#### [Problem requirements]
Nothing in the data should change when you return it, but leave the pictures out.

·····

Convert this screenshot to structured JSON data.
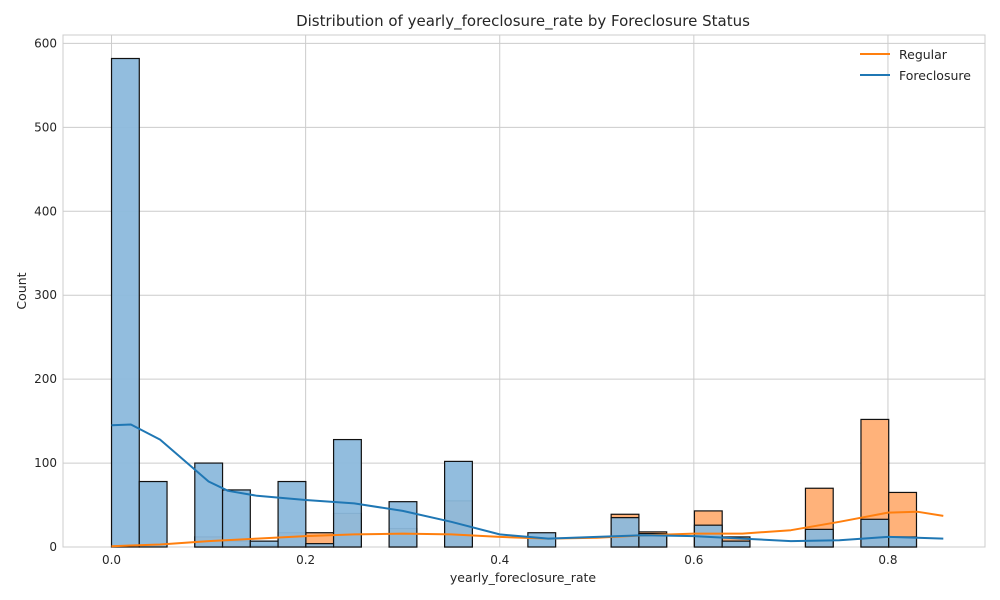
{
  "chart_data": {
    "type": "histogram",
    "title": "Distribution of yearly_foreclosure_rate by Foreclosure Status",
    "xlabel": "yearly_foreclosure_rate",
    "ylabel": "Count",
    "xlim": [
      -0.05,
      0.9
    ],
    "ylim": [
      0,
      610
    ],
    "xticks": [
      0.0,
      0.2,
      0.4,
      0.6,
      0.8
    ],
    "xtick_labels": [
      "0.0",
      "0.2",
      "0.4",
      "0.6",
      "0.8"
    ],
    "yticks": [
      0,
      100,
      200,
      300,
      400,
      500,
      600
    ],
    "ytick_labels": [
      "0",
      "100",
      "200",
      "300",
      "400",
      "500",
      "600"
    ],
    "grid": true,
    "legend_position": "top-right",
    "bin_start": 0.0,
    "bin_width": 0.0286,
    "series": [
      {
        "name": "Regular",
        "color": "#ff7f0e",
        "bar_fill": "#ffb27a",
        "counts": [
          0,
          0,
          0,
          12,
          7,
          2,
          17,
          17,
          40,
          0,
          22,
          0,
          55,
          0,
          0,
          0,
          0,
          0,
          39,
          18,
          0,
          43,
          12,
          0,
          0,
          70,
          0,
          152,
          65
        ],
        "kde": [
          [
            0.0,
            1
          ],
          [
            0.05,
            3
          ],
          [
            0.1,
            7
          ],
          [
            0.15,
            10
          ],
          [
            0.2,
            13
          ],
          [
            0.25,
            15
          ],
          [
            0.3,
            16
          ],
          [
            0.35,
            15
          ],
          [
            0.4,
            12
          ],
          [
            0.45,
            10
          ],
          [
            0.5,
            11
          ],
          [
            0.55,
            14
          ],
          [
            0.6,
            16
          ],
          [
            0.65,
            16
          ],
          [
            0.7,
            20
          ],
          [
            0.75,
            30
          ],
          [
            0.8,
            41
          ],
          [
            0.83,
            42
          ],
          [
            0.857,
            37
          ]
        ]
      },
      {
        "name": "Foreclosure",
        "color": "#1f77b4",
        "bar_fill": "#8cb9dc",
        "counts": [
          582,
          78,
          0,
          100,
          68,
          7,
          78,
          4,
          128,
          0,
          54,
          0,
          102,
          0,
          0,
          17,
          0,
          0,
          35,
          16,
          0,
          26,
          7,
          0,
          0,
          21,
          0,
          33,
          12
        ],
        "kde": [
          [
            0.0,
            145
          ],
          [
            0.02,
            146
          ],
          [
            0.05,
            128
          ],
          [
            0.08,
            98
          ],
          [
            0.1,
            78
          ],
          [
            0.12,
            67
          ],
          [
            0.15,
            61
          ],
          [
            0.2,
            56
          ],
          [
            0.25,
            52
          ],
          [
            0.3,
            43
          ],
          [
            0.35,
            30
          ],
          [
            0.4,
            15
          ],
          [
            0.45,
            10
          ],
          [
            0.5,
            12
          ],
          [
            0.55,
            14
          ],
          [
            0.6,
            13
          ],
          [
            0.65,
            10
          ],
          [
            0.7,
            7
          ],
          [
            0.75,
            8
          ],
          [
            0.8,
            12
          ],
          [
            0.83,
            11
          ],
          [
            0.857,
            10
          ]
        ]
      }
    ]
  }
}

·····

#### [Result for this task]
Convert this screenshot to structured JSON data.
{
  "chart_data": {
    "type": "histogram",
    "title": "Distribution of yearly_foreclosure_rate by Foreclosure Status",
    "xlabel": "yearly_foreclosure_rate",
    "ylabel": "Count",
    "xlim": [
      -0.05,
      0.9
    ],
    "ylim": [
      0,
      610
    ],
    "xticks": [
      0.0,
      0.2,
      0.4,
      0.6,
      0.8
    ],
    "xtick_labels": [
      "0.0",
      "0.2",
      "0.4",
      "0.6",
      "0.8"
    ],
    "yticks": [
      0,
      100,
      200,
      300,
      400,
      500,
      600
    ],
    "ytick_labels": [
      "0",
      "100",
      "200",
      "300",
      "400",
      "500",
      "600"
    ],
    "grid": true,
    "legend_position": "top-right",
    "bin_start": 0.0,
    "bin_width": 0.0286,
    "series": [
      {
        "name": "Regular",
        "color": "#ff7f0e",
        "bar_fill": "#ffb27a",
        "counts": [
          0,
          0,
          0,
          12,
          7,
          2,
          17,
          17,
          40,
          0,
          22,
          0,
          55,
          0,
          0,
          0,
          0,
          0,
          39,
          18,
          0,
          43,
          12,
          0,
          0,
          70,
          0,
          152,
          65
        ],
        "kde": [
          [
            0.0,
            1
          ],
          [
            0.05,
            3
          ],
          [
            0.1,
            7
          ],
          [
            0.15,
            10
          ],
          [
            0.2,
            13
          ],
          [
            0.25,
            15
          ],
          [
            0.3,
            16
          ],
          [
            0.35,
            15
          ],
          [
            0.4,
            12
          ],
          [
            0.45,
            10
          ],
          [
            0.5,
            11
          ],
          [
            0.55,
            14
          ],
          [
            0.6,
            16
          ],
          [
            0.65,
            16
          ],
          [
            0.7,
            20
          ],
          [
            0.75,
            30
          ],
          [
            0.8,
            41
          ],
          [
            0.83,
            42
          ],
          [
            0.857,
            37
          ]
        ]
      },
      {
        "name": "Foreclosure",
        "color": "#1f77b4",
        "bar_fill": "#8cb9dc",
        "counts": [
          582,
          78,
          0,
          100,
          68,
          7,
          78,
          4,
          128,
          0,
          54,
          0,
          102,
          0,
          0,
          17,
          0,
          0,
          35,
          16,
          0,
          26,
          7,
          0,
          0,
          21,
          0,
          33,
          12
        ],
        "kde": [
          [
            0.0,
            145
          ],
          [
            0.02,
            146
          ],
          [
            0.05,
            128
          ],
          [
            0.08,
            98
          ],
          [
            0.1,
            78
          ],
          [
            0.12,
            67
          ],
          [
            0.15,
            61
          ],
          [
            0.2,
            56
          ],
          [
            0.25,
            52
          ],
          [
            0.3,
            43
          ],
          [
            0.35,
            30
          ],
          [
            0.4,
            15
          ],
          [
            0.45,
            10
          ],
          [
            0.5,
            12
          ],
          [
            0.55,
            14
          ],
          [
            0.6,
            13
          ],
          [
            0.65,
            10
          ],
          [
            0.7,
            7
          ],
          [
            0.75,
            8
          ],
          [
            0.8,
            12
          ],
          [
            0.83,
            11
          ],
          [
            0.857,
            10
          ]
        ]
      }
    ]
  }
}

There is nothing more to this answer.